--- START ---

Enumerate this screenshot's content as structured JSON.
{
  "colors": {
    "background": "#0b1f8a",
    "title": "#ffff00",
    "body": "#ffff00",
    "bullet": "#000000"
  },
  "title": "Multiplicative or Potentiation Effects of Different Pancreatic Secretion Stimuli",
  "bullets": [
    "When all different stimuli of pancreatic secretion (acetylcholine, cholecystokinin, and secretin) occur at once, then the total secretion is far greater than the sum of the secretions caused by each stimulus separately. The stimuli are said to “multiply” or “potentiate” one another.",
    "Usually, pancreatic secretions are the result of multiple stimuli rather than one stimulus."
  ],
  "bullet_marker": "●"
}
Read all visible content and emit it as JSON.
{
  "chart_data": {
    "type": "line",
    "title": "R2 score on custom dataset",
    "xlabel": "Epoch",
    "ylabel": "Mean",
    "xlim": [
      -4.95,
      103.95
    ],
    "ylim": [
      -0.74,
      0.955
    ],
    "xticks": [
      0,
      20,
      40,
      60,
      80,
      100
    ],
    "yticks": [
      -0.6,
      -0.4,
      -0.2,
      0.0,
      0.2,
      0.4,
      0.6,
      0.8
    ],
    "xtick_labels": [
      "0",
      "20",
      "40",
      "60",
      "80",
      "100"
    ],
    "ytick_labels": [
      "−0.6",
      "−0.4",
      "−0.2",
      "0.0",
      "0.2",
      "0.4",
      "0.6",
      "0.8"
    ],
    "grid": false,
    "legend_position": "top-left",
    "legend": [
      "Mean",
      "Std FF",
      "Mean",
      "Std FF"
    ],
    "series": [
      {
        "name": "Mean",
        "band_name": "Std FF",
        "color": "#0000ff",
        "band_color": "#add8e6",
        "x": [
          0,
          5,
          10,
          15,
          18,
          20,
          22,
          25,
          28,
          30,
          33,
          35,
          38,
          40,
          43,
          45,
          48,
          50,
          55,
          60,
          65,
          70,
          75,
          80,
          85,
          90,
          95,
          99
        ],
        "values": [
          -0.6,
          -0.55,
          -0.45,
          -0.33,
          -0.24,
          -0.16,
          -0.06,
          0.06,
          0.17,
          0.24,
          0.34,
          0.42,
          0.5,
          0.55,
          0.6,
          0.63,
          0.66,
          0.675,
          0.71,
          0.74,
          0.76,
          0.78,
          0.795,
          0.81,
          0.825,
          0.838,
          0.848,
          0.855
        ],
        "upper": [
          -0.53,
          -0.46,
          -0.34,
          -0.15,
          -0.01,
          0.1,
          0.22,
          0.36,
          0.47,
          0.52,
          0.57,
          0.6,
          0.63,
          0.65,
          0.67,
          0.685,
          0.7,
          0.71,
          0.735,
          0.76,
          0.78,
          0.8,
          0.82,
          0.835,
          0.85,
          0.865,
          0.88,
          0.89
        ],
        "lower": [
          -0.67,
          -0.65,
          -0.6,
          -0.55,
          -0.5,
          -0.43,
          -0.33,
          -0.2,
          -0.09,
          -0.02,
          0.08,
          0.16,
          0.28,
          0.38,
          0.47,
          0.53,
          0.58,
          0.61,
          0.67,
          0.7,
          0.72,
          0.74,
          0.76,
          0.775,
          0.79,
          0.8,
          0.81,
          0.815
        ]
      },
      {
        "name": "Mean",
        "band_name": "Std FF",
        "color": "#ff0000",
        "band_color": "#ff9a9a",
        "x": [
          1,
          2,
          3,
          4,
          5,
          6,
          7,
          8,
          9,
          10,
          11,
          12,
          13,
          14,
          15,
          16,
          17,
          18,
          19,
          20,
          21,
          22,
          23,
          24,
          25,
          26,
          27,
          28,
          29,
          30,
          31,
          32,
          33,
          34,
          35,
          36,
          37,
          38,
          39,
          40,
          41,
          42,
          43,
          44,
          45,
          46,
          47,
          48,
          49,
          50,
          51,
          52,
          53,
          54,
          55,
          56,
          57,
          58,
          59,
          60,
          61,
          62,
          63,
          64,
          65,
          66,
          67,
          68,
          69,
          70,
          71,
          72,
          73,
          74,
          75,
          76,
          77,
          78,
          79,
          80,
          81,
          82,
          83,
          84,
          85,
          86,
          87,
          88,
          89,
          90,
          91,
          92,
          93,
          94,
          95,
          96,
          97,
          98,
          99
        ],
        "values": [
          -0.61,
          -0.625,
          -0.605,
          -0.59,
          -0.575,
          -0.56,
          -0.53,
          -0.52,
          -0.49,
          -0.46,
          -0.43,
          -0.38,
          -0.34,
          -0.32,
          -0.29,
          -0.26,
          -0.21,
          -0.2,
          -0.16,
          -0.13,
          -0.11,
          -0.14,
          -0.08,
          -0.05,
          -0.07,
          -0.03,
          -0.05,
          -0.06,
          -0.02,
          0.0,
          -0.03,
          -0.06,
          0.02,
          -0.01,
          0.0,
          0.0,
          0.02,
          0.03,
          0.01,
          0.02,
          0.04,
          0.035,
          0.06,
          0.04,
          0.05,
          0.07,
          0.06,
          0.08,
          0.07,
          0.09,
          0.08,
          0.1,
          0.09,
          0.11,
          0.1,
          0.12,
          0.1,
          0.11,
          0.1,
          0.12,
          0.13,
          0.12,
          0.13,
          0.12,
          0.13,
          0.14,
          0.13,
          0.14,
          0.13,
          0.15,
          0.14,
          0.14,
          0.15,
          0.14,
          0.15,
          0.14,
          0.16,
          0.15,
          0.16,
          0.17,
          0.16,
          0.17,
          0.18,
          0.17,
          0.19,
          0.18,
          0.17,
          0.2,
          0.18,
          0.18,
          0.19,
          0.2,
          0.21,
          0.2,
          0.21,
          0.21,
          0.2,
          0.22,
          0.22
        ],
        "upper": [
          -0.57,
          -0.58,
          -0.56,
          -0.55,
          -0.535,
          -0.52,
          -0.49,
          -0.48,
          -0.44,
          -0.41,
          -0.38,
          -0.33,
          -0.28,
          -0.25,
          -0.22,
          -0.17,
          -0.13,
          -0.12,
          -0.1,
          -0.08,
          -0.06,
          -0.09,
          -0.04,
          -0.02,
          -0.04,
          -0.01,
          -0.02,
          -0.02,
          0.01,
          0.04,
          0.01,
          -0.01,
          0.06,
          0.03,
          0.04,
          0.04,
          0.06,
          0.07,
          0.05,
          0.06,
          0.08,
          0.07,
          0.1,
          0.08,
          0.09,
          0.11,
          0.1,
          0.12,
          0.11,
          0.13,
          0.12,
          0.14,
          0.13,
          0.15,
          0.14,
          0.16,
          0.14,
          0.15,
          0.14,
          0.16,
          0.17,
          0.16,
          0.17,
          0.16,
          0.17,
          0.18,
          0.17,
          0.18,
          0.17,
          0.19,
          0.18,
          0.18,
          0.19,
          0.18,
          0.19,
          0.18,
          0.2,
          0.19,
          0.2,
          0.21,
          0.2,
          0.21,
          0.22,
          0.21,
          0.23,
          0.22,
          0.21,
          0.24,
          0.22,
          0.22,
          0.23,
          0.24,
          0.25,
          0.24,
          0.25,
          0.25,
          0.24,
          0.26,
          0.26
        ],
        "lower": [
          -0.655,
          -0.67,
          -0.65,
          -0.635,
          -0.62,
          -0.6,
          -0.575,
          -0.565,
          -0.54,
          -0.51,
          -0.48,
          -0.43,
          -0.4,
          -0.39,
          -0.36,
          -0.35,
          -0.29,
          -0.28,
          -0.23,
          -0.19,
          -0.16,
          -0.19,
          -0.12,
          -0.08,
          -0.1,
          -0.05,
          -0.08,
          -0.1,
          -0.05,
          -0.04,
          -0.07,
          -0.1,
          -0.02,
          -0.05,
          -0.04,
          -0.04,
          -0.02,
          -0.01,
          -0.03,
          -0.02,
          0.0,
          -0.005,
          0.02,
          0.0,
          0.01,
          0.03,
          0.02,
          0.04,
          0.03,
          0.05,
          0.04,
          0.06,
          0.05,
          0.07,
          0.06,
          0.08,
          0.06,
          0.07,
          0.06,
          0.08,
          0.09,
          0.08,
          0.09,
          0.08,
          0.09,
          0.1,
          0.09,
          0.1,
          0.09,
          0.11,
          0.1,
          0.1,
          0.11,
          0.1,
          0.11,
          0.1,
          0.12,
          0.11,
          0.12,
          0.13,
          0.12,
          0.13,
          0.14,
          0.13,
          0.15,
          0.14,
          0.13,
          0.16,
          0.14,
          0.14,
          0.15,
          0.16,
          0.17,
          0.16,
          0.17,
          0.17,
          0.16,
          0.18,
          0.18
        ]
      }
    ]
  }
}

--- END ---

▶ **Task instructions**:
Locate the word "title" in the data above. Copy every line carrying it.

▶ **Answer**:
    "title": "#ffff00",
  "title": "Multiplicative or Potentiation Effects of Different Pancreatic Secretion Stimuli",
    "title": "R2 score on custom dataset",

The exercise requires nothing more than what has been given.